## Objective
Pick out each line containing the string "icon" and copy it.

Stored data entries:
====

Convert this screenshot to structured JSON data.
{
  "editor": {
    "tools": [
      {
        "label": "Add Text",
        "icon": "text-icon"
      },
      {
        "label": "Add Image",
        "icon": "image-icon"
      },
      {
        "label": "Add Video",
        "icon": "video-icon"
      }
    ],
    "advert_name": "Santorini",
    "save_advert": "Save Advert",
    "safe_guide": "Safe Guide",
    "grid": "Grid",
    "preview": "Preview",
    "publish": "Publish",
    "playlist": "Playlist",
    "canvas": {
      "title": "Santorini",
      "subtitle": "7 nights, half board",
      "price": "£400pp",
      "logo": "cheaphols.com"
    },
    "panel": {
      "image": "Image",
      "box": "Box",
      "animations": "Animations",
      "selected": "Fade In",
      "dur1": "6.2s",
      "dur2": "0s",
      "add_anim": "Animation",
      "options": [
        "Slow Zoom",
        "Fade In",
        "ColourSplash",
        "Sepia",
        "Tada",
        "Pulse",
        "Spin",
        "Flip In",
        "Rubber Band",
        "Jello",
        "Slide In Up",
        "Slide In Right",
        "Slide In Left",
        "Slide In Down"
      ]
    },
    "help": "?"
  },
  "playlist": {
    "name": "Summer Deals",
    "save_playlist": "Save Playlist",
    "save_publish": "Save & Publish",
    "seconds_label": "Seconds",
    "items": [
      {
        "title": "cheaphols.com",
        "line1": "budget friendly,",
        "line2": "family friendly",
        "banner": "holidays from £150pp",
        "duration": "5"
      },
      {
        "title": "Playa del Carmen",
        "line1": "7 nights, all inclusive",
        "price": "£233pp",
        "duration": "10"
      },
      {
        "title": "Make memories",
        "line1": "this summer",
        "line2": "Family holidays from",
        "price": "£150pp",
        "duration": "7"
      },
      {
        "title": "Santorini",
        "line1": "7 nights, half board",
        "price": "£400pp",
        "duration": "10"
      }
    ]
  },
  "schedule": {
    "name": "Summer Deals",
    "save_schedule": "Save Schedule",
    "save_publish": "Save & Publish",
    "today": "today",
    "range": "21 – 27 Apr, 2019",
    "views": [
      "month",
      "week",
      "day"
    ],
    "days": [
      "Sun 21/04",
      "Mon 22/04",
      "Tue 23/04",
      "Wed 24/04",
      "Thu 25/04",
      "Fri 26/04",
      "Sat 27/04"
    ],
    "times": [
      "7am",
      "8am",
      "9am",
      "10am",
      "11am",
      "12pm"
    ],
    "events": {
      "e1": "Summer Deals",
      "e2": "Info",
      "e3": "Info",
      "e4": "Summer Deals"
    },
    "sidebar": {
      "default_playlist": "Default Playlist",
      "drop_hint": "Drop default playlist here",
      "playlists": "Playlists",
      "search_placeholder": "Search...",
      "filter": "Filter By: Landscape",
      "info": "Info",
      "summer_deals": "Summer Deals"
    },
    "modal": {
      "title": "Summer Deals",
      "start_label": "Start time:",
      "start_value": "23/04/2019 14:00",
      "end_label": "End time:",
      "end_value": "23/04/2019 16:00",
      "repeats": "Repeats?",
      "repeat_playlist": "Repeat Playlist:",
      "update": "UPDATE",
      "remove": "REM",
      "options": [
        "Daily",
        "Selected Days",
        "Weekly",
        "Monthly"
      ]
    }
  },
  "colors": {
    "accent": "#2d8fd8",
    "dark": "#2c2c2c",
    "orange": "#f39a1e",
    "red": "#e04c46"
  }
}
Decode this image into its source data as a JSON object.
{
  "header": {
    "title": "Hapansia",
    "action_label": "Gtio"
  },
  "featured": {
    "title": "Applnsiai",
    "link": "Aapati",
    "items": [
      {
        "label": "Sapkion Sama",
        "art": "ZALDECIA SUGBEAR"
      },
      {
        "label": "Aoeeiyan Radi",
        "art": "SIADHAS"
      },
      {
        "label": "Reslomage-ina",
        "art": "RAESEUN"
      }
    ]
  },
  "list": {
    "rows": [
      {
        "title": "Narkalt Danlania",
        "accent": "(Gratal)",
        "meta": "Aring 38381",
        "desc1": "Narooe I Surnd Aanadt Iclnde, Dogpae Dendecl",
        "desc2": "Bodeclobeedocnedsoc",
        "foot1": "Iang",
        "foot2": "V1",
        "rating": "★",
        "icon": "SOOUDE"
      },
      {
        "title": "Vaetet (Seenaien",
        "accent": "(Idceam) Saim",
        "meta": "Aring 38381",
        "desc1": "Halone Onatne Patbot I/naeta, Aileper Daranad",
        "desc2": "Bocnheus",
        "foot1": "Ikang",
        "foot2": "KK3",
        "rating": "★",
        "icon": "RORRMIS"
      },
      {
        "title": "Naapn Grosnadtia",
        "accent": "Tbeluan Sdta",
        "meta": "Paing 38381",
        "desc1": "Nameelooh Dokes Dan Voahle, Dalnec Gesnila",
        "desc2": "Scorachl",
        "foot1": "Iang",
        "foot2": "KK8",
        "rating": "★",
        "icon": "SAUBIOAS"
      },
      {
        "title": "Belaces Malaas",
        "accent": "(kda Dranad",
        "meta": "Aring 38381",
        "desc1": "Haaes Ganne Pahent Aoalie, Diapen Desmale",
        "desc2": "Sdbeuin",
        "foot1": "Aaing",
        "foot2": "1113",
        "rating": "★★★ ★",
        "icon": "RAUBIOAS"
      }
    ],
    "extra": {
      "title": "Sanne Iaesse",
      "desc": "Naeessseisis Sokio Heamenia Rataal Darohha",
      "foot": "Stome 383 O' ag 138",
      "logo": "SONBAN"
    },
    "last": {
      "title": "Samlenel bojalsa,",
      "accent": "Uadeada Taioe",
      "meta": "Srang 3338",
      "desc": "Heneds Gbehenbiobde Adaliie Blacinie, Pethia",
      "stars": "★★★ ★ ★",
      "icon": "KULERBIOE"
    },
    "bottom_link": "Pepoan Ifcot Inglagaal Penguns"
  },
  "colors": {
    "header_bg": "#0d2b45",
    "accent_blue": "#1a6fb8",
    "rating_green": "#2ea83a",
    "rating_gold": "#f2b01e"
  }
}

====

## Finished exercise
        "icon": "text-icon"
        "icon": "image-icon"
        "icon": "video-icon"
        "icon": "SOOUDE"
        "icon": "RORRMIS"
        "icon": "SAUBIOAS"
        "icon": "RAUBIOAS"
      "icon": "KULERBIOE"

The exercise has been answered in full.